Aim of the task —
Here the requirement is to repeat every record exactly, in full.

Source data —

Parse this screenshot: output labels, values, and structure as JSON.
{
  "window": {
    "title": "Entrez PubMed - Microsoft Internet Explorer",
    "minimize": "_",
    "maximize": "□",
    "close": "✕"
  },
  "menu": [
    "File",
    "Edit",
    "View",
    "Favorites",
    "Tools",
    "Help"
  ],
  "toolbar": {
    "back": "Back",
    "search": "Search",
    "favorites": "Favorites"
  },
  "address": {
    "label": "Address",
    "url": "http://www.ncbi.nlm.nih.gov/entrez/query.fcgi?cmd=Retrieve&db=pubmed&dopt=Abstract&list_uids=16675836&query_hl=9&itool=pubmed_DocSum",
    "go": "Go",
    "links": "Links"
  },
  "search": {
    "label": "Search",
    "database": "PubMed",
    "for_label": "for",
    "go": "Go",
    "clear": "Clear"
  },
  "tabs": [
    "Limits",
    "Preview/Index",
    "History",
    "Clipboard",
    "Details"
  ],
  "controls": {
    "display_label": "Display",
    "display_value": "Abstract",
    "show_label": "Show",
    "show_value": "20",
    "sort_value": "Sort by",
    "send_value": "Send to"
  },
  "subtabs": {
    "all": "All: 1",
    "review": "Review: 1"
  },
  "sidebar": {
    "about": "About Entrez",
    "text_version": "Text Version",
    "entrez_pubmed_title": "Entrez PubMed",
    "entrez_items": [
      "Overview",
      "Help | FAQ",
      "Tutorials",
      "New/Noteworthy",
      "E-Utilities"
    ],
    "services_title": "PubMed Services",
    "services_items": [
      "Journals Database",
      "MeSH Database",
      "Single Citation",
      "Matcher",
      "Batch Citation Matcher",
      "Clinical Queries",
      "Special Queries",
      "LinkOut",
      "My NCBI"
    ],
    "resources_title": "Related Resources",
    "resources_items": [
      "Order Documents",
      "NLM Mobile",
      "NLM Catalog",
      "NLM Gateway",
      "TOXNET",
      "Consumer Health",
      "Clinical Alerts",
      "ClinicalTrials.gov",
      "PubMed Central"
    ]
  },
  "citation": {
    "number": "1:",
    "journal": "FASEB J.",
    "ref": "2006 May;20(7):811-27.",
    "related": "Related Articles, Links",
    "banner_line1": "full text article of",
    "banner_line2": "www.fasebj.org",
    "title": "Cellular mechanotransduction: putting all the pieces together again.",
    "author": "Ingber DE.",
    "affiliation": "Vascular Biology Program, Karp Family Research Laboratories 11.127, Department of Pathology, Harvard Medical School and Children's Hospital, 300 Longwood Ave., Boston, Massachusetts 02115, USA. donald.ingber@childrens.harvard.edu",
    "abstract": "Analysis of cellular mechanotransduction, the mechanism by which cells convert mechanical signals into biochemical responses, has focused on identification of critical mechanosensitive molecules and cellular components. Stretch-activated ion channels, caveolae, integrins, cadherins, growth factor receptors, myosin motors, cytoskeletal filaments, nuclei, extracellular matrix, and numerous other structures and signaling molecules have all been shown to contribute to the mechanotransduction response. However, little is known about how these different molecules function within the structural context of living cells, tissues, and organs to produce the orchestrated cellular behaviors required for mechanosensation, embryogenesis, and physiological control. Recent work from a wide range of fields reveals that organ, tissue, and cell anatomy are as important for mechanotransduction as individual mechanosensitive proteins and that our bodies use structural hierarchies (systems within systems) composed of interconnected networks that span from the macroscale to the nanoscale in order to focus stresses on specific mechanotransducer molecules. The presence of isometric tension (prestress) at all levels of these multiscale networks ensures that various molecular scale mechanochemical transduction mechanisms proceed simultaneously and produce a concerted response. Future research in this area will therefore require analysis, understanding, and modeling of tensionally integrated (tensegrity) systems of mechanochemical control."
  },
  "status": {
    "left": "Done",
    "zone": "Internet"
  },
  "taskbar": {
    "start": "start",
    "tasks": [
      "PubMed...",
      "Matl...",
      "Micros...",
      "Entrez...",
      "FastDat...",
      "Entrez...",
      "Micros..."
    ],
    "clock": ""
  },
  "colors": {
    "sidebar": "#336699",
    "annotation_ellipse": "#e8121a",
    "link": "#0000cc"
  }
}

Task response —
Parse this screenshot: output labels, values, and structure as JSON.
{
  "window": {
    "title": "Entrez PubMed - Microsoft Internet Explorer",
    "minimize": "_",
    "maximize": "□",
    "close": "✕"
  },
  "menu": [
    "File",
    "Edit",
    "View",
    "Favorites",
    "Tools",
    "Help"
  ],
  "toolbar": {
    "back": "Back",
    "search": "Search",
    "favorites": "Favorites"
  },
  "address": {
    "label": "Address",
    "url": "http://www.ncbi.nlm.nih.gov/entrez/query.fcgi?cmd=Retrieve&db=pubmed&dopt=Abstract&list_uids=16675836&query_hl=9&itool=pubmed_DocSum",
    "go": "Go",
    "links": "Links"
  },
  "search": {
    "label": "Search",
    "database": "PubMed",
    "for_label": "for",
    "go": "Go",
    "clear": "Clear"
  },
  "tabs": [
    "Limits",
    "Preview/Index",
    "History",
    "Clipboard",
    "Details"
  ],
  "controls": {
    "display_label": "Display",
    "display_value": "Abstract",
    "show_label": "Show",
    "show_value": "20",
    "sort_value": "Sort by",
    "send_value": "Send to"
  },
  "subtabs": {
    "all": "All: 1",
    "review": "Review: 1"
  },
  "sidebar": {
    "about": "About Entrez",
    "text_version": "Text Version",
    "entrez_pubmed_title": "Entrez PubMed",
    "entrez_items": [
      "Overview",
      "Help | FAQ",
      "Tutorials",
      "New/Noteworthy",
      "E-Utilities"
    ],
    "services_title": "PubMed Services",
    "services_items": [
      "Journals Database",
      "MeSH Database",
      "Single Citation",
      "Matcher",
      "Batch Citation Matcher",
      "Clinical Queries",
      "Special Queries",
      "LinkOut",
      "My NCBI"
    ],
    "resources_title": "Related Resources",
    "resources_items": [
      "Order Documents",
      "NLM Mobile",
      "NLM Catalog",
      "NLM Gateway",
      "TOXNET",
      "Consumer Health",
      "Clinical Alerts",
      "ClinicalTrials.gov",
      "PubMed Central"
    ]
  },
  "citation": {
    "number": "1:",
    "journal": "FASEB J.",
    "ref": "2006 May;20(7):811-27.",
    "related": "Related Articles, Links",
    "banner_line1": "full text article of",
    "banner_line2": "www.fasebj.org",
    "title": "Cellular mechanotransduction: putting all the pieces together again.",
    "author": "Ingber DE.",
    "affiliation": "Vascular Biology Program, Karp Family Research Laboratories 11.127, Department of Pathology, Harvard Medical School and Children's Hospital, 300 Longwood Ave., Boston, Massachusetts 02115, USA. donald.ingber@childrens.harvard.edu",
    "abstract": "Analysis of cellular mechanotransduction, the mechanism by which cells convert mechanical signals into biochemical responses, has focused on identification of critical mechanosensitive molecules and cellular components. Stretch-activated ion channels, caveolae, integrins, cadherins, growth factor receptors, myosin motors, cytoskeletal filaments, nuclei, extracellular matrix, and numerous other structures and signaling molecules have all been shown to contribute to the mechanotransduction response. However, little is known about how these different molecules function within the structural context of living cells, tissues, and organs to produce the orchestrated cellular behaviors required for mechanosensation, embryogenesis, and physiological control. Recent work from a wide range of fields reveals that organ, tissue, and cell anatomy are as important for mechanotransduction as individual mechanosensitive proteins and that our bodies use structural hierarchies (systems within systems) composed of interconnected networks that span from the macroscale to the nanoscale in order to focus stresses on specific mechanotransducer molecules. The presence of isometric tension (prestress) at all levels of these multiscale networks ensures that various molecular scale mechanochemical transduction mechanisms proceed simultaneously and produce a concerted response. Future research in this area will therefore require analysis, understanding, and modeling of tensionally integrated (tensegrity) systems of mechanochemical control."
  },
  "status": {
    "left": "Done",
    "zone": "Internet"
  },
  "taskbar": {
    "start": "start",
    "tasks": [
      "PubMed...",
      "Matl...",
      "Micros...",
      "Entrez...",
      "FastDat...",
      "Entrez...",
      "Micros..."
    ],
    "clock": ""
  },
  "colors": {
    "sidebar": "#336699",
    "annotation_ellipse": "#e8121a",
    "link": "#0000cc"
  }
}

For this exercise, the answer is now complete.